## [Directions for this task]
Search the material and gather each line with "Saint" in it.

## begin

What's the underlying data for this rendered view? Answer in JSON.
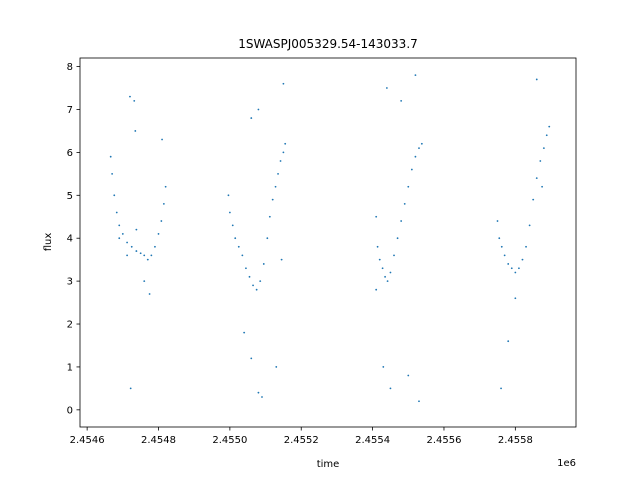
{
  "chart_data": {
    "type": "scatter",
    "title": "1SWASPJ005329.54-143033.7",
    "xlabel": "time",
    "ylabel": "flux",
    "x_offset_label": "1e6",
    "xlim": [
      2.45458,
      2.45597
    ],
    "ylim": [
      -0.4,
      8.2
    ],
    "xticks": [
      2.4546,
      2.4548,
      2.455,
      2.4552,
      2.4554,
      2.4556,
      2.4558
    ],
    "xtick_labels": [
      "2.4546",
      "2.4548",
      "2.4550",
      "2.4552",
      "2.4554",
      "2.4556",
      "2.4558"
    ],
    "yticks": [
      0,
      1,
      2,
      3,
      4,
      5,
      6,
      7,
      8
    ],
    "ytick_labels": [
      "0",
      "1",
      "2",
      "3",
      "4",
      "5",
      "6",
      "7",
      "8"
    ],
    "grid": false,
    "marker_color": "#1f77b4",
    "series": [
      {
        "points": [
          [
            2.454666,
            5.9
          ],
          [
            2.45467,
            5.5
          ],
          [
            2.454676,
            5.0
          ],
          [
            2.454683,
            4.6
          ],
          [
            2.45469,
            4.3
          ],
          [
            2.4547,
            4.1
          ],
          [
            2.454712,
            3.9
          ],
          [
            2.454725,
            3.8
          ],
          [
            2.454738,
            3.7
          ],
          [
            2.45475,
            3.65
          ],
          [
            2.45476,
            3.6
          ],
          [
            2.45477,
            3.5
          ],
          [
            2.45478,
            3.6
          ],
          [
            2.45479,
            3.8
          ],
          [
            2.4548,
            4.1
          ],
          [
            2.454808,
            4.4
          ],
          [
            2.454815,
            4.8
          ],
          [
            2.45482,
            5.2
          ],
          [
            2.45469,
            4.0
          ],
          [
            2.454712,
            3.6
          ],
          [
            2.454738,
            4.2
          ],
          [
            2.45476,
            3.0
          ],
          [
            2.454775,
            2.7
          ],
          [
            2.45472,
            7.3
          ],
          [
            2.454732,
            7.2
          ],
          [
            2.454722,
            0.5
          ],
          [
            2.454735,
            6.5
          ],
          [
            2.45481,
            6.3
          ],
          [
            2.454996,
            5.0
          ],
          [
            2.455,
            4.6
          ],
          [
            2.455008,
            4.3
          ],
          [
            2.455015,
            4.0
          ],
          [
            2.455025,
            3.8
          ],
          [
            2.455035,
            3.6
          ],
          [
            2.455045,
            3.3
          ],
          [
            2.455055,
            3.1
          ],
          [
            2.455065,
            2.9
          ],
          [
            2.455075,
            2.8
          ],
          [
            2.455085,
            3.0
          ],
          [
            2.455095,
            3.4
          ],
          [
            2.455105,
            4.0
          ],
          [
            2.455112,
            4.5
          ],
          [
            2.45512,
            4.9
          ],
          [
            2.455128,
            5.2
          ],
          [
            2.455135,
            5.5
          ],
          [
            2.455142,
            5.8
          ],
          [
            2.45515,
            6.0
          ],
          [
            2.455155,
            6.2
          ],
          [
            2.45504,
            1.8
          ],
          [
            2.45506,
            1.2
          ],
          [
            2.45508,
            0.4
          ],
          [
            2.45509,
            0.3
          ],
          [
            2.45506,
            6.8
          ],
          [
            2.45508,
            7.0
          ],
          [
            2.45513,
            1.0
          ],
          [
            2.45515,
            7.6
          ],
          [
            2.455145,
            3.5
          ],
          [
            2.45541,
            4.5
          ],
          [
            2.455414,
            3.8
          ],
          [
            2.45542,
            3.5
          ],
          [
            2.455428,
            3.3
          ],
          [
            2.455435,
            3.1
          ],
          [
            2.455442,
            3.0
          ],
          [
            2.45545,
            3.2
          ],
          [
            2.45546,
            3.6
          ],
          [
            2.45547,
            4.0
          ],
          [
            2.45548,
            4.4
          ],
          [
            2.45549,
            4.8
          ],
          [
            2.4555,
            5.2
          ],
          [
            2.45551,
            5.6
          ],
          [
            2.45552,
            5.9
          ],
          [
            2.45553,
            6.1
          ],
          [
            2.455538,
            6.2
          ],
          [
            2.45541,
            2.8
          ],
          [
            2.45543,
            1.0
          ],
          [
            2.45545,
            0.5
          ],
          [
            2.45544,
            7.5
          ],
          [
            2.45548,
            7.2
          ],
          [
            2.4555,
            0.8
          ],
          [
            2.45552,
            7.8
          ],
          [
            2.45553,
            0.2
          ],
          [
            2.45575,
            4.4
          ],
          [
            2.455755,
            4.0
          ],
          [
            2.455762,
            3.8
          ],
          [
            2.45577,
            3.6
          ],
          [
            2.45578,
            3.4
          ],
          [
            2.45579,
            3.3
          ],
          [
            2.4558,
            3.2
          ],
          [
            2.45581,
            3.3
          ],
          [
            2.45582,
            3.5
          ],
          [
            2.45583,
            3.8
          ],
          [
            2.45584,
            4.3
          ],
          [
            2.45585,
            4.9
          ],
          [
            2.45586,
            5.4
          ],
          [
            2.45587,
            5.8
          ],
          [
            2.45588,
            6.1
          ],
          [
            2.455888,
            6.4
          ],
          [
            2.455895,
            6.6
          ],
          [
            2.45576,
            0.5
          ],
          [
            2.45578,
            1.6
          ],
          [
            2.4558,
            2.6
          ],
          [
            2.45586,
            7.7
          ],
          [
            2.455875,
            5.2
          ]
        ]
      }
    ]
  }
}
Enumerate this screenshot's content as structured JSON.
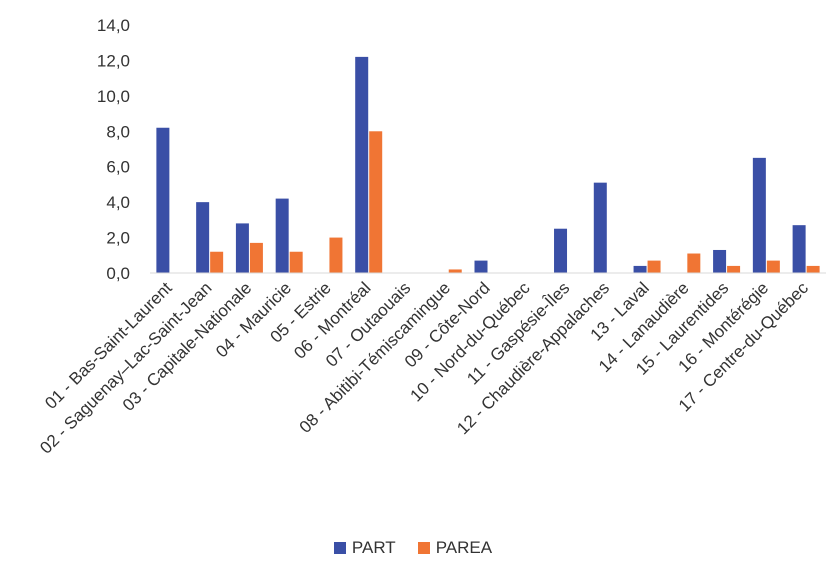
{
  "chart_data": {
    "type": "bar",
    "categories": [
      "01 - Bas-Saint-Laurent",
      "02 - Saguenay–Lac-Saint-Jean",
      "03 - Capitale-Nationale",
      "04 - Mauricie",
      "05 - Estrie",
      "06 - Montréal",
      "07 - Outaouais",
      "08 - Abitibi-Témiscamingue",
      "09 - Côte-Nord",
      "10 - Nord-du-Québec",
      "11 - Gaspésie-Îles",
      "12 - Chaudière-Appalaches",
      "13 - Laval",
      "14 - Lanaudière",
      "15 - Laurentides",
      "16 - Montérégie",
      "17 - Centre-du-Québec"
    ],
    "series": [
      {
        "name": "PART",
        "color": "#3a4fa6",
        "values": [
          8.2,
          4.0,
          2.8,
          4.2,
          0,
          12.2,
          0,
          0,
          0.7,
          0,
          2.5,
          5.1,
          0.4,
          0,
          1.3,
          6.5,
          2.7
        ]
      },
      {
        "name": "PAREA",
        "color": "#f07534",
        "values": [
          0,
          1.2,
          1.7,
          1.2,
          2.0,
          8.0,
          0,
          0.2,
          0,
          0,
          0,
          0,
          0.7,
          1.1,
          0.4,
          0.7,
          0.4
        ]
      }
    ],
    "y_ticks": [
      "0,0",
      "2,0",
      "4,0",
      "6,0",
      "8,0",
      "10,0",
      "12,0",
      "14,0"
    ],
    "ylim": [
      0,
      14
    ],
    "xlabel": "",
    "ylabel": "",
    "title": "",
    "legend_position": "bottom",
    "grid": false
  }
}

## end

## [Expected answer]
      "01 - Bas-Saint-Laurent",
      "02 - Saguenay–Lac-Saint-Jean",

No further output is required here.